** Exercise task **
Among the lines listed below, count those that include the string "matter", and state only the count.

Data listing:
___

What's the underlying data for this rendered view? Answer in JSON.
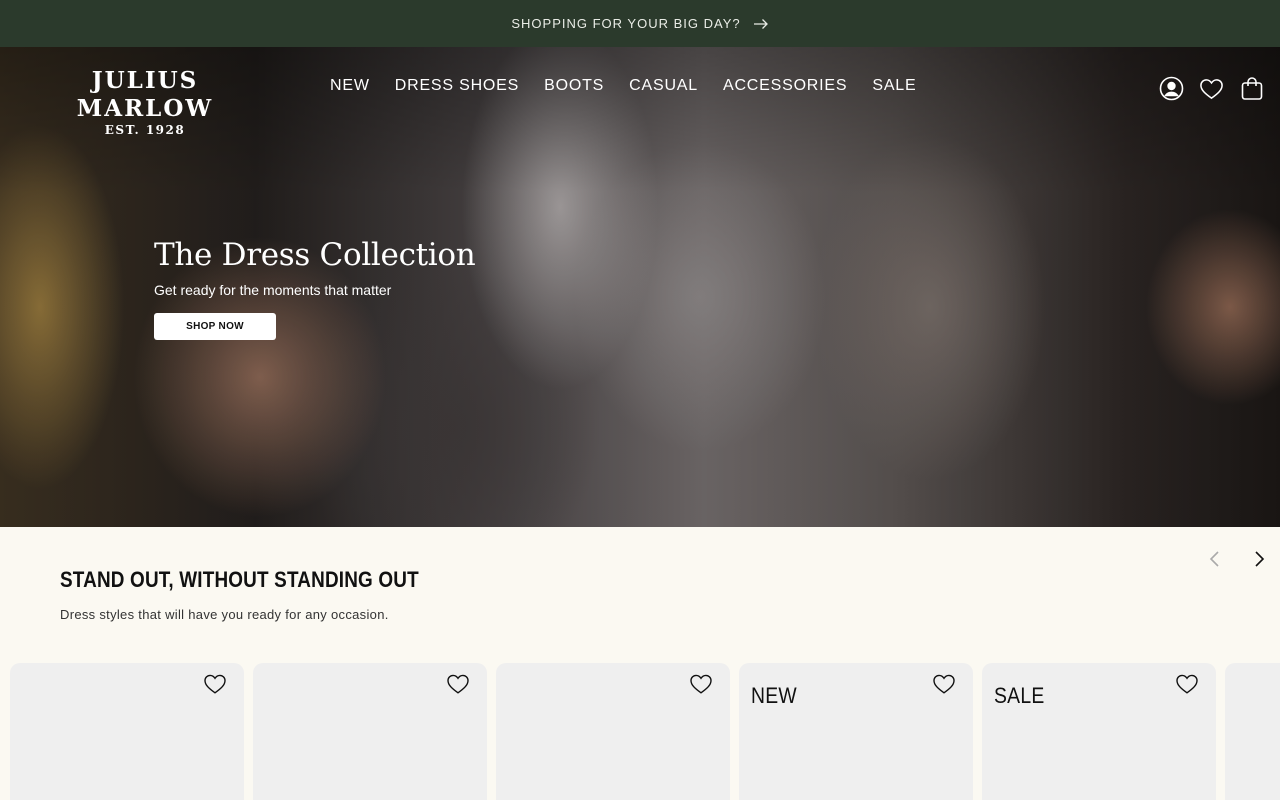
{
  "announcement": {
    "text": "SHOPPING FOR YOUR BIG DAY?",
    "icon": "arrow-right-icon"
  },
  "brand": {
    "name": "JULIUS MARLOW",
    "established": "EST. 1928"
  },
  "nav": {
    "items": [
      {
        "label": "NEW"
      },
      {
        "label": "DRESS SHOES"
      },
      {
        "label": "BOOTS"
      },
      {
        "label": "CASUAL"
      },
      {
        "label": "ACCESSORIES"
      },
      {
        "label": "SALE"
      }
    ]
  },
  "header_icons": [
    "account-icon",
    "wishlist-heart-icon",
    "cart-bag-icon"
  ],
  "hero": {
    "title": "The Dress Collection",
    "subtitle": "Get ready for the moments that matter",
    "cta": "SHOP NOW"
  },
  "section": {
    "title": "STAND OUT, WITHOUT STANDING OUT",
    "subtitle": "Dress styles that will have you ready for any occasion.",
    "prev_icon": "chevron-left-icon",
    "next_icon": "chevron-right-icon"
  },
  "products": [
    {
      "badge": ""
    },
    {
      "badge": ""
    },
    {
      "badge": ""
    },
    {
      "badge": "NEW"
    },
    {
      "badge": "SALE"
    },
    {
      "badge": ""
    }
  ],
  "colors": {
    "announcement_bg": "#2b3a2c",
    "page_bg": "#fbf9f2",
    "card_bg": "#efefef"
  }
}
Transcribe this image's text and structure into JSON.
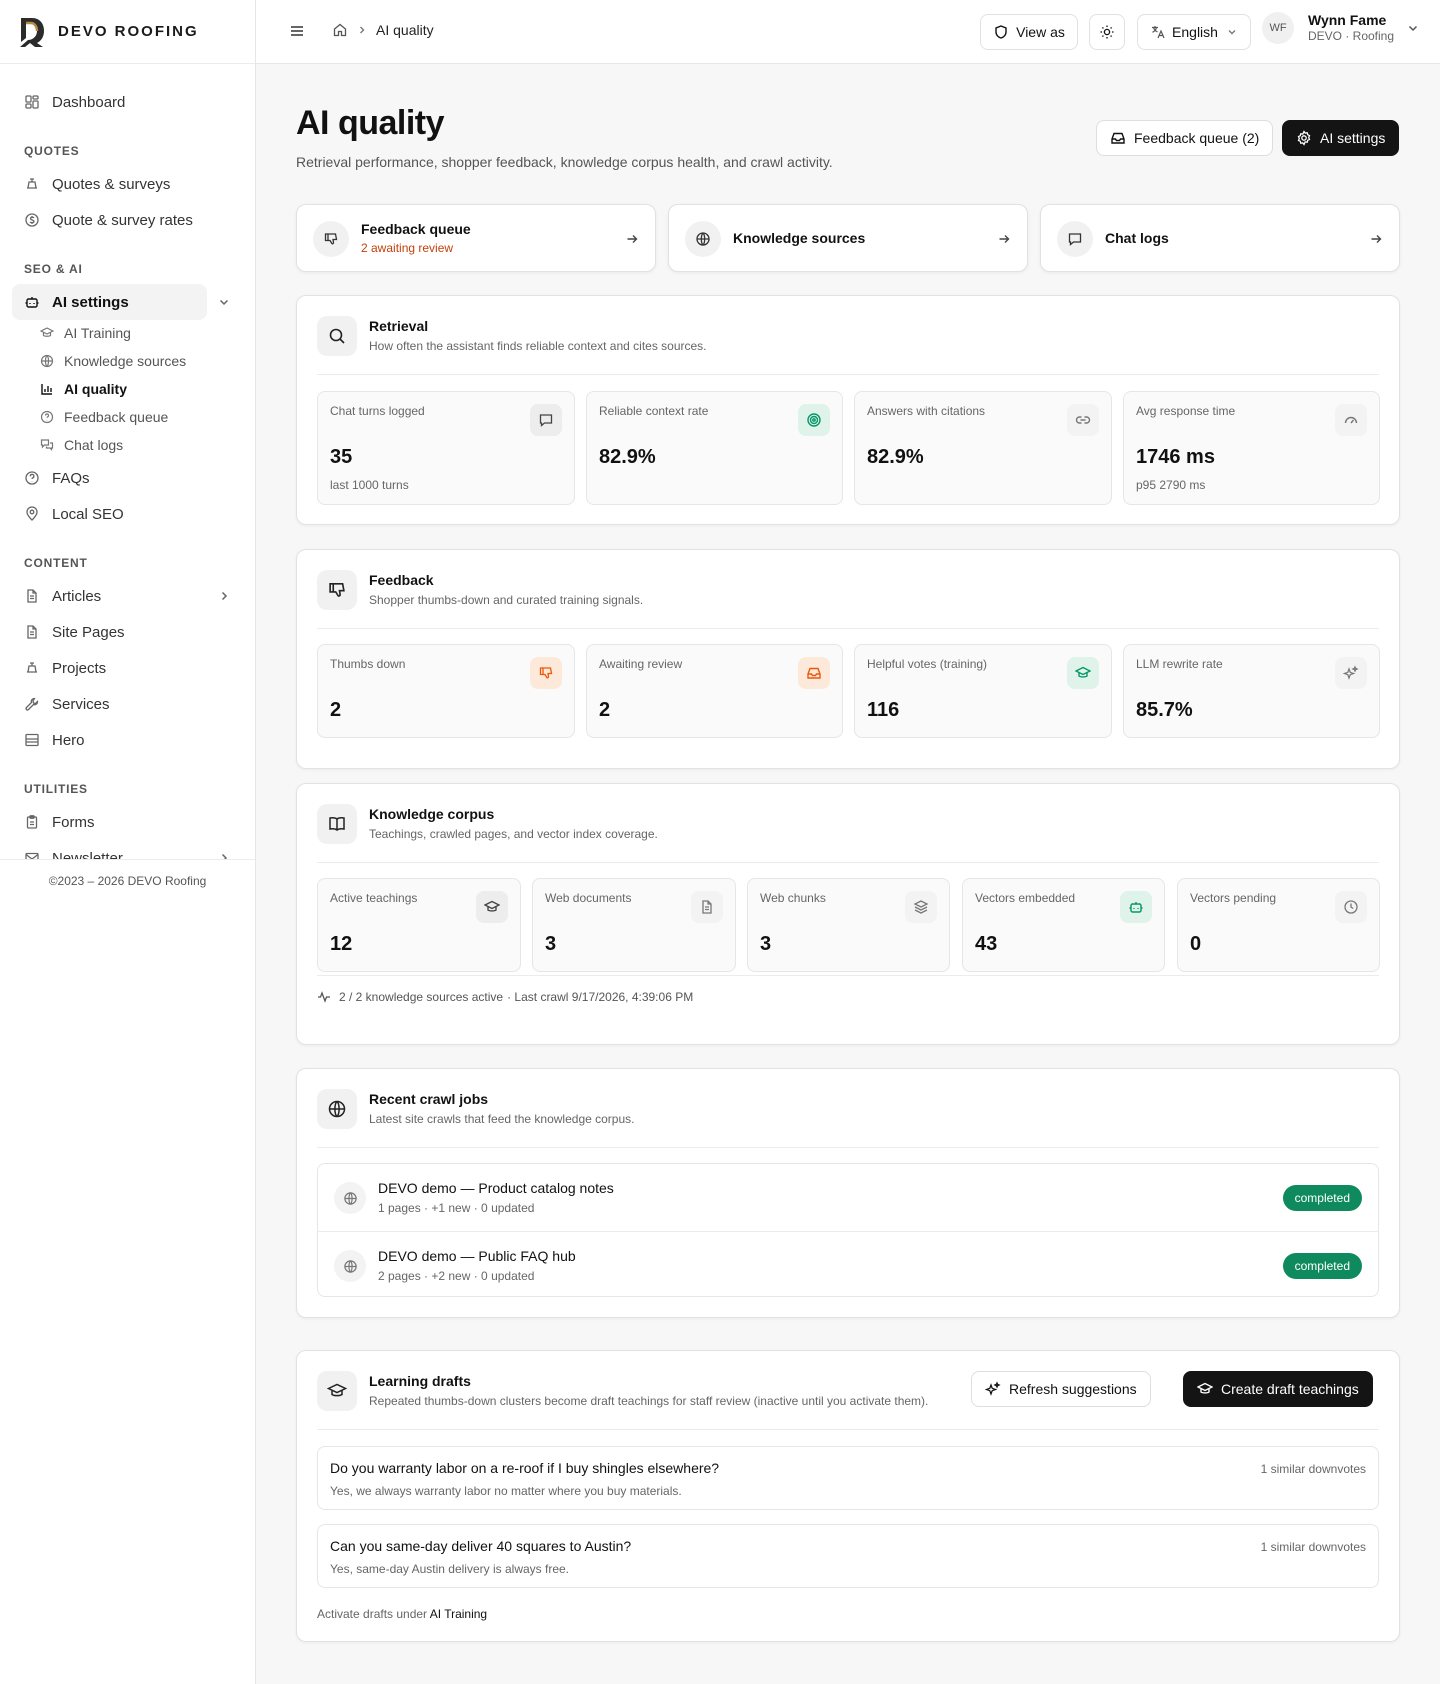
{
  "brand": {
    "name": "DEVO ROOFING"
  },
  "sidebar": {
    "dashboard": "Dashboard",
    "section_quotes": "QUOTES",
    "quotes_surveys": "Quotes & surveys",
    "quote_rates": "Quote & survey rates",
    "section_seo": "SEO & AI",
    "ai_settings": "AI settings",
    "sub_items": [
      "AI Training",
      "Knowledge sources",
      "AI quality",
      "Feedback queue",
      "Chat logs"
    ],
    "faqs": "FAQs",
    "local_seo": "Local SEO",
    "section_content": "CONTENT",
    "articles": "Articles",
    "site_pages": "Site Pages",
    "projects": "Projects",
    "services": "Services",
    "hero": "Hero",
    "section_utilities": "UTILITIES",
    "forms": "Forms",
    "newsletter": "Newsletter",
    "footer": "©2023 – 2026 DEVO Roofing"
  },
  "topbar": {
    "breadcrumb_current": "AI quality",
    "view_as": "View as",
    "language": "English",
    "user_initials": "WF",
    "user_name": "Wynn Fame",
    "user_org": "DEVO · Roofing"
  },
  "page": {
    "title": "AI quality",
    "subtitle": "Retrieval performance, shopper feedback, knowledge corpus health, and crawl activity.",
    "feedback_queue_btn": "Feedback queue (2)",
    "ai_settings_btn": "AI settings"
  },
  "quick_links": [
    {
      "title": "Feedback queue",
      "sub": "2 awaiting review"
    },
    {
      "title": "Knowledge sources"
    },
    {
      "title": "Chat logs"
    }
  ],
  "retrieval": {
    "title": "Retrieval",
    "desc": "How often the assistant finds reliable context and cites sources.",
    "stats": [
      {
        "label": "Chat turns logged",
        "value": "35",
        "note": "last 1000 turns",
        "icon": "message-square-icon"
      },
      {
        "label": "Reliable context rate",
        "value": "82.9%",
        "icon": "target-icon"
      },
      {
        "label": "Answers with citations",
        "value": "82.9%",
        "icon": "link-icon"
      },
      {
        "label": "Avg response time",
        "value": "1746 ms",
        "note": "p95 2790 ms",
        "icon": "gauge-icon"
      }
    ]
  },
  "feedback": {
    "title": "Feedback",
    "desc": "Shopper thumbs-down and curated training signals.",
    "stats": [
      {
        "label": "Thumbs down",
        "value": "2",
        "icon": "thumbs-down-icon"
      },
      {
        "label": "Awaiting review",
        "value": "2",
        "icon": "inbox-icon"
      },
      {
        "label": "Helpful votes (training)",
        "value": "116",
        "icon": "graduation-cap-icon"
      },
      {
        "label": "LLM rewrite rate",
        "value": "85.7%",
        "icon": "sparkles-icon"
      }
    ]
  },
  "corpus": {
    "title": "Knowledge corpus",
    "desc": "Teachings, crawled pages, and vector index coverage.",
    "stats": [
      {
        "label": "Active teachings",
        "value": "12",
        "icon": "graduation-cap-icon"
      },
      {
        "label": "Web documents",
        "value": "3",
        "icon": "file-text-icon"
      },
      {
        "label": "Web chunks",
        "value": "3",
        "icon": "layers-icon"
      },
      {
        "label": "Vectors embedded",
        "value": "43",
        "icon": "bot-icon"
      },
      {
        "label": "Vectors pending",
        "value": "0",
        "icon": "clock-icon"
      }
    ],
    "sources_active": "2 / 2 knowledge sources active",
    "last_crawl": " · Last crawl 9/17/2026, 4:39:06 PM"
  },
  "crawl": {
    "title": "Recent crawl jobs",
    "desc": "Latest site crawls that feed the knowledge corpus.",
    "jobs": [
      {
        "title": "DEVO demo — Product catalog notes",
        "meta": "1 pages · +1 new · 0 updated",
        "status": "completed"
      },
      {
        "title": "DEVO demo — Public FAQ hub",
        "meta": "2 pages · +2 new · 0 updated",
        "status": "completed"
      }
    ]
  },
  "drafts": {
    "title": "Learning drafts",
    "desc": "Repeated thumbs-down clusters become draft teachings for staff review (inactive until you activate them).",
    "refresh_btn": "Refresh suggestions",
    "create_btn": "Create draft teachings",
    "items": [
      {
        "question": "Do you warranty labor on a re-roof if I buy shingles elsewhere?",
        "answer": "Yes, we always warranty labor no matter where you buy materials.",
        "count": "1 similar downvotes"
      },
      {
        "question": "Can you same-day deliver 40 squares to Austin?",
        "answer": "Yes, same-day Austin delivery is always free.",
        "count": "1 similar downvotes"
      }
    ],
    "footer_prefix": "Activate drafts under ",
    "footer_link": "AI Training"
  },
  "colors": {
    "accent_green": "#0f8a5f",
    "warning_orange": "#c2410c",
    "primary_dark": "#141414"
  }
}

___

** Written answer **
2